== What to produce ==
Provide a single number: the count of lines containing the string "View".

== Records from a collection ==
<<<<

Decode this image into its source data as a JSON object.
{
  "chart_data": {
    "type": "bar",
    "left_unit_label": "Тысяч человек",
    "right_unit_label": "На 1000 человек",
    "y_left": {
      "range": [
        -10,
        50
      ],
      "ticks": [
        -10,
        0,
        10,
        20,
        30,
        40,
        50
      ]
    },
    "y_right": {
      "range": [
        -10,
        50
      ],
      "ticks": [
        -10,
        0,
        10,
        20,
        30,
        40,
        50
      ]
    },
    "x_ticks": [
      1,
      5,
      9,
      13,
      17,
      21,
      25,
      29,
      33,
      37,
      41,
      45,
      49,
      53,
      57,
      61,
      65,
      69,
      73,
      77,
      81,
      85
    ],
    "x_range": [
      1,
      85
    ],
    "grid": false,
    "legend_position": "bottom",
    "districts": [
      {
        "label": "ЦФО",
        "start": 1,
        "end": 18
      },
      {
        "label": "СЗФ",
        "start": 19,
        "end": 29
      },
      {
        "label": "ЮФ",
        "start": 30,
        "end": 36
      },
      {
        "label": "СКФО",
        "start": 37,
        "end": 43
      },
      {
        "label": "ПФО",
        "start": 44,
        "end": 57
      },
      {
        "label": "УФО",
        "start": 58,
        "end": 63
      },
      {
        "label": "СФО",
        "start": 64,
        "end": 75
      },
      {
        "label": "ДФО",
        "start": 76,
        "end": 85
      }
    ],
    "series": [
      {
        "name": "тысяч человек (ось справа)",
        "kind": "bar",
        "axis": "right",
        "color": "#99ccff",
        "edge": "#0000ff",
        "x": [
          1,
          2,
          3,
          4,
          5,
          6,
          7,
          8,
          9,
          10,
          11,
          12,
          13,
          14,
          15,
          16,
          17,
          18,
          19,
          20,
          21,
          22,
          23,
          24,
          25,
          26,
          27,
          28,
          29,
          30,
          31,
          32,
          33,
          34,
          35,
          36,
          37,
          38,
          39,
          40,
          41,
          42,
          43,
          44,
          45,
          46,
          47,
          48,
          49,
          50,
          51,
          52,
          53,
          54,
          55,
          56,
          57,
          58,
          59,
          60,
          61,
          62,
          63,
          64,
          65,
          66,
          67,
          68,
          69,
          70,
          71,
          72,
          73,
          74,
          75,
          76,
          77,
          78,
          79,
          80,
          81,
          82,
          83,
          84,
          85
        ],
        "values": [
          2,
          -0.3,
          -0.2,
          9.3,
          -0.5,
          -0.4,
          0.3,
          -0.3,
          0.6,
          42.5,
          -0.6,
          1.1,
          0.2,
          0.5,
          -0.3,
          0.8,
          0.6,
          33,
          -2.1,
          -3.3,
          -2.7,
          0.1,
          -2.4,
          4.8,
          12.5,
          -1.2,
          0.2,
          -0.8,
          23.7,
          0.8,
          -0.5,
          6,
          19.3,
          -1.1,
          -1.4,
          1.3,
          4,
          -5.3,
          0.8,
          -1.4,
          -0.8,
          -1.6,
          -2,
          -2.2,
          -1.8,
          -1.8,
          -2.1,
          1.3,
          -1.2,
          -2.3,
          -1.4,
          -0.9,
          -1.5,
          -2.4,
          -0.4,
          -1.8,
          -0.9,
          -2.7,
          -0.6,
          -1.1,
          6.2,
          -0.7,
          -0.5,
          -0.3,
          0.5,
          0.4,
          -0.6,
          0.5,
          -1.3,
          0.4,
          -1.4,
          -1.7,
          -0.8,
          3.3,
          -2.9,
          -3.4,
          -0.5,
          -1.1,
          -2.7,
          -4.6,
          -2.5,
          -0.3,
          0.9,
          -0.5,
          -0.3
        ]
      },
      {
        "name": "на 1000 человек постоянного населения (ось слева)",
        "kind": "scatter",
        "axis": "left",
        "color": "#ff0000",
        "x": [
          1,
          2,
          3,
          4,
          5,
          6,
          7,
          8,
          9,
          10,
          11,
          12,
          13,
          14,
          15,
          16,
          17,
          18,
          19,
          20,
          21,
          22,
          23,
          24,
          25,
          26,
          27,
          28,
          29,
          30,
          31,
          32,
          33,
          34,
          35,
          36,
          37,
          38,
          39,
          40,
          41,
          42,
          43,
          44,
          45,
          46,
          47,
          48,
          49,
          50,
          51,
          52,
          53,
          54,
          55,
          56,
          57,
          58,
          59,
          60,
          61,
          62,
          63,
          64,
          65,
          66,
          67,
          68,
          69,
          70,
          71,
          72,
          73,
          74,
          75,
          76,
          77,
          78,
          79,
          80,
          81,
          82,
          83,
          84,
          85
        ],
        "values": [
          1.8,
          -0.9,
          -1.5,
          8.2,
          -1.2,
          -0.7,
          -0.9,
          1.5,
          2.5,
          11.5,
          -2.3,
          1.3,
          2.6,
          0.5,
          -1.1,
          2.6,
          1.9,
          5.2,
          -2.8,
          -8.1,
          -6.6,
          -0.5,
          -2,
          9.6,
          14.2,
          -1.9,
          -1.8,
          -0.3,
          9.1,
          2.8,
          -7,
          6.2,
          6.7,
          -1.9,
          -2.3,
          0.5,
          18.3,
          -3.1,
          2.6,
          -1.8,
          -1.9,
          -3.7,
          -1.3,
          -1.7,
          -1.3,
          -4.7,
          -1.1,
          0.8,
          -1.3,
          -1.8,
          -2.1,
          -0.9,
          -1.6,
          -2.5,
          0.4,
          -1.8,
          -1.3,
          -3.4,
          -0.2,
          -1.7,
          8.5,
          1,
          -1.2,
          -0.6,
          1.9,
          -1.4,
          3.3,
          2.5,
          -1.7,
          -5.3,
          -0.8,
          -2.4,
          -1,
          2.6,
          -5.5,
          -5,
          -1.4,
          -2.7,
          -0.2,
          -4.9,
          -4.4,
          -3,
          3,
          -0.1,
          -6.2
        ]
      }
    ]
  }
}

>>>>
<<<<

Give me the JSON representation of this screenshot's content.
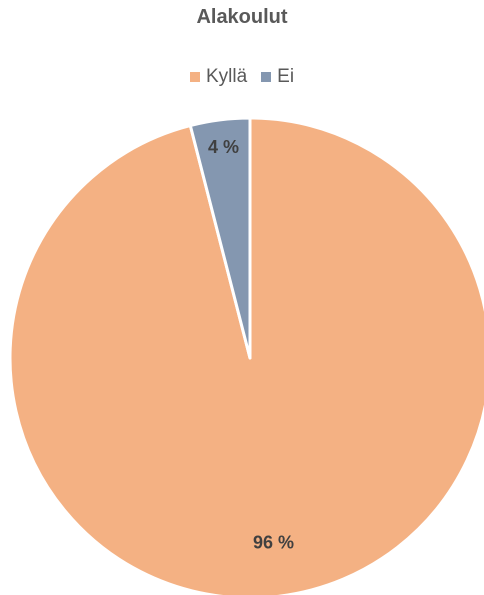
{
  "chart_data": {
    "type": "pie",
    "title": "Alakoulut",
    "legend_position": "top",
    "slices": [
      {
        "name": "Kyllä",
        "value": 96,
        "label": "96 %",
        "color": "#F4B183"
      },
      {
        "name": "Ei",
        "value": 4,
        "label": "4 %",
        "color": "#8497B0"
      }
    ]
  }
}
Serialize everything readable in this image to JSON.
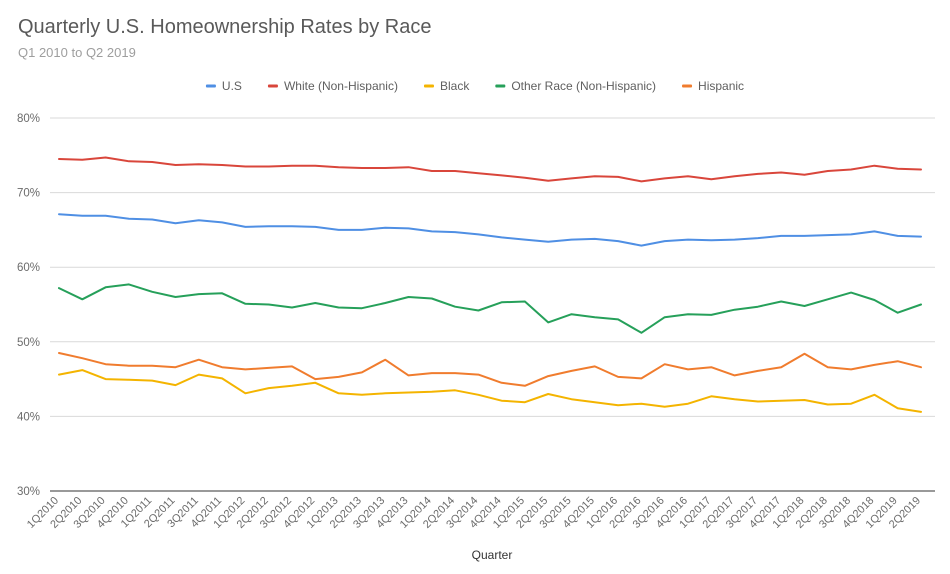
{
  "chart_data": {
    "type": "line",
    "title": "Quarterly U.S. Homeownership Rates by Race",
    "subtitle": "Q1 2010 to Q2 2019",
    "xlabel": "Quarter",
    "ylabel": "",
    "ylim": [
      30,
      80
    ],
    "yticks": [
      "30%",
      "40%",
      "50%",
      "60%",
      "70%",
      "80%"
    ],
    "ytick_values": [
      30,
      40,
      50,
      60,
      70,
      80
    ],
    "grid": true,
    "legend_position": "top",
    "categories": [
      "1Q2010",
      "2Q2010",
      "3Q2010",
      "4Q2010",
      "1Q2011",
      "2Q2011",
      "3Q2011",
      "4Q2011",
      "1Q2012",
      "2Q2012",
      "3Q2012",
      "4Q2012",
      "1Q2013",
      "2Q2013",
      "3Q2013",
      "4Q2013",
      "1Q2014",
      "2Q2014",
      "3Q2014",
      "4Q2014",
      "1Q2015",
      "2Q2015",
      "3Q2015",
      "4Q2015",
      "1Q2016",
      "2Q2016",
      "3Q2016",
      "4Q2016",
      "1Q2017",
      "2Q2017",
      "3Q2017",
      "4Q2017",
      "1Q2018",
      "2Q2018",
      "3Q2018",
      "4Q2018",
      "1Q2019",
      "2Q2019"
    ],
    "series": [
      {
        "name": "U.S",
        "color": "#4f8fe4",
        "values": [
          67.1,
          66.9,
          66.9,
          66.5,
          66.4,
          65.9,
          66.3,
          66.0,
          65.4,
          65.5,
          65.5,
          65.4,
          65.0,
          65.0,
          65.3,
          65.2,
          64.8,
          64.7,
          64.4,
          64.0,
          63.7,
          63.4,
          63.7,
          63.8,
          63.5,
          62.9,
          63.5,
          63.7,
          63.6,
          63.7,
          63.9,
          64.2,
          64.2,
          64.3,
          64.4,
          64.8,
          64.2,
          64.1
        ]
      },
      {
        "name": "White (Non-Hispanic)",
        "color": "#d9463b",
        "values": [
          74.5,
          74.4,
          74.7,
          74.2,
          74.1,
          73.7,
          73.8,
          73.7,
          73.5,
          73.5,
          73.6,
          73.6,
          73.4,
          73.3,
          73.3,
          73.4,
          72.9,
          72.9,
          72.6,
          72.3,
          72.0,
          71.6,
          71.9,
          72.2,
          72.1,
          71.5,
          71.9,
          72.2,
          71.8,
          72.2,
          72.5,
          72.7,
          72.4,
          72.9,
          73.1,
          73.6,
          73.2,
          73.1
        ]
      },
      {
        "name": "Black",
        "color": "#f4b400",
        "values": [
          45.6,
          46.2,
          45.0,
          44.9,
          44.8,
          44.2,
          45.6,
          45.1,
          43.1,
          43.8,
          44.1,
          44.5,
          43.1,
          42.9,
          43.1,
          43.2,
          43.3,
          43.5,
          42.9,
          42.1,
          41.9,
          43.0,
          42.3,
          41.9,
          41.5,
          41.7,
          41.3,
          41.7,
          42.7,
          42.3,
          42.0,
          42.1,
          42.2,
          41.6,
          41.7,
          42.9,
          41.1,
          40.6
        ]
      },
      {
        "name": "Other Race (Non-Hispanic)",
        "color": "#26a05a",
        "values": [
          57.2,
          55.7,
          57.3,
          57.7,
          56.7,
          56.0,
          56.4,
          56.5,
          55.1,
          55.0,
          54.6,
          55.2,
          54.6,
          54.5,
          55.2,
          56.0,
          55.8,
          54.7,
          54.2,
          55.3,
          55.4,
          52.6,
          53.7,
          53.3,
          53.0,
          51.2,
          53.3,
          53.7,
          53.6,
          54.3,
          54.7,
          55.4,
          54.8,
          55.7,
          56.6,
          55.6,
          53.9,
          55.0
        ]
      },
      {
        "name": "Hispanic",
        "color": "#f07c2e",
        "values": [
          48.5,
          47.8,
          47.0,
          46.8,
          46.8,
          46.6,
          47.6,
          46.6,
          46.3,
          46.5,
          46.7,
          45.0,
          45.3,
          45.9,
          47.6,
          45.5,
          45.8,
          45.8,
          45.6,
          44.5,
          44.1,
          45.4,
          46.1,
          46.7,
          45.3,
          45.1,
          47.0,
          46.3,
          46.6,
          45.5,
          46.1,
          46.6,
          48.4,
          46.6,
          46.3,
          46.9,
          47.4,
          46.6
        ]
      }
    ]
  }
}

>>>>
<<<<

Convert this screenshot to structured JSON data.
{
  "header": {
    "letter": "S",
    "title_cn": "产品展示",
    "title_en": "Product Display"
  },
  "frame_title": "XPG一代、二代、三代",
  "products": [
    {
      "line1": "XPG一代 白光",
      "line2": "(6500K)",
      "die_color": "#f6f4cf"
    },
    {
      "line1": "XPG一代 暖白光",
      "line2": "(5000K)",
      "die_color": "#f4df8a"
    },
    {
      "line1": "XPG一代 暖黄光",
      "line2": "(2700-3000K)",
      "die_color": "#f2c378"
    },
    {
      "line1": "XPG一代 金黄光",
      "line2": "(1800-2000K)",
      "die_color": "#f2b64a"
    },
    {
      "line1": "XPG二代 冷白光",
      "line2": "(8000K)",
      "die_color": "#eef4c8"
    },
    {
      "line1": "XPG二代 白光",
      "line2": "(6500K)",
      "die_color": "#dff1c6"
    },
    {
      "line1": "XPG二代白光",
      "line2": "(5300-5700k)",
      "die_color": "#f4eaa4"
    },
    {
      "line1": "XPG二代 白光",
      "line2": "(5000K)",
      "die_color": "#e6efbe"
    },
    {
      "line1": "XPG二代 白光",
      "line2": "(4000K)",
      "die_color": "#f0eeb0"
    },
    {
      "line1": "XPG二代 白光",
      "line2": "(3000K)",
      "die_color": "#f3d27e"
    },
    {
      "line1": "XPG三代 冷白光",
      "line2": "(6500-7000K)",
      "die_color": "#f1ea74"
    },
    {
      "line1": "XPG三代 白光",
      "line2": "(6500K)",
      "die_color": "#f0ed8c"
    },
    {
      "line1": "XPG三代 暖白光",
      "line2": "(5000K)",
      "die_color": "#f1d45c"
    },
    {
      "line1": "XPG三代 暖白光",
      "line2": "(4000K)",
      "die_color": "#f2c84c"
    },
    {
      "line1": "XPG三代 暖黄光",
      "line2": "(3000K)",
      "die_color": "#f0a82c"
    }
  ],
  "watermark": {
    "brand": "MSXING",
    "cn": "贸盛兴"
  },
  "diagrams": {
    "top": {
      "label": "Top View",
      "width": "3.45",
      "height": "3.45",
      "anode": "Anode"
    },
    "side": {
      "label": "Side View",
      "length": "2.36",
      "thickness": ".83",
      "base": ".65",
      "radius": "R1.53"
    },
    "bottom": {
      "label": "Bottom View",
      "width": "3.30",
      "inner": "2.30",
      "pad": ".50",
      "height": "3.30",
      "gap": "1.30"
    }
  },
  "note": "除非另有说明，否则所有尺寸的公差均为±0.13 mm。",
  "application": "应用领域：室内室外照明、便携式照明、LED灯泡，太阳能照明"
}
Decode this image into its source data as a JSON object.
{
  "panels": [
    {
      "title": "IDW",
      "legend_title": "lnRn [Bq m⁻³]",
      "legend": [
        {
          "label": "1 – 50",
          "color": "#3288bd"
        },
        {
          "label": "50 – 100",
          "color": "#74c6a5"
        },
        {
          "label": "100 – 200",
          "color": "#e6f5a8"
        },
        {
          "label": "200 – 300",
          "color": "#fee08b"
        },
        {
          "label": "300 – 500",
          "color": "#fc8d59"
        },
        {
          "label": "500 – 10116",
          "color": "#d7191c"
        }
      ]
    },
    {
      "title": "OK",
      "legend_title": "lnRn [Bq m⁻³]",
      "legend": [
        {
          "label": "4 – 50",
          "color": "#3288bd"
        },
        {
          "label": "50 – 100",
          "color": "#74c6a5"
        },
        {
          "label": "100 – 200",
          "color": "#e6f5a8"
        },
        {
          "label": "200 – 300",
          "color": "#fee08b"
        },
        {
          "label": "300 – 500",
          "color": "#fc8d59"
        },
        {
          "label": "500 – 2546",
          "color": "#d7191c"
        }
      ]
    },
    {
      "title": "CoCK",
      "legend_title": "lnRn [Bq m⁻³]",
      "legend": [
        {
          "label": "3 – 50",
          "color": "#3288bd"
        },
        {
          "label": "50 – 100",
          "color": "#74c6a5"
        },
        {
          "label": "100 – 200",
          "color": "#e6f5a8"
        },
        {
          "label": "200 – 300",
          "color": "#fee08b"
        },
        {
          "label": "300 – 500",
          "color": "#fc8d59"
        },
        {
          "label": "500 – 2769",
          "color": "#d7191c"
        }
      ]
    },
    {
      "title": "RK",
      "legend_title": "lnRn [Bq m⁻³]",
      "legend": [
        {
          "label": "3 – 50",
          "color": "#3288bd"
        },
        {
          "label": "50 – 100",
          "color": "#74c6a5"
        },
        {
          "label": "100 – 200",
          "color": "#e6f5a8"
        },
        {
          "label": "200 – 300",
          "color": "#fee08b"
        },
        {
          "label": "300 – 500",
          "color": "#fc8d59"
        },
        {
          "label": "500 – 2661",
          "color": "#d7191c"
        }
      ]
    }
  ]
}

>>>>

== Expected output ==
3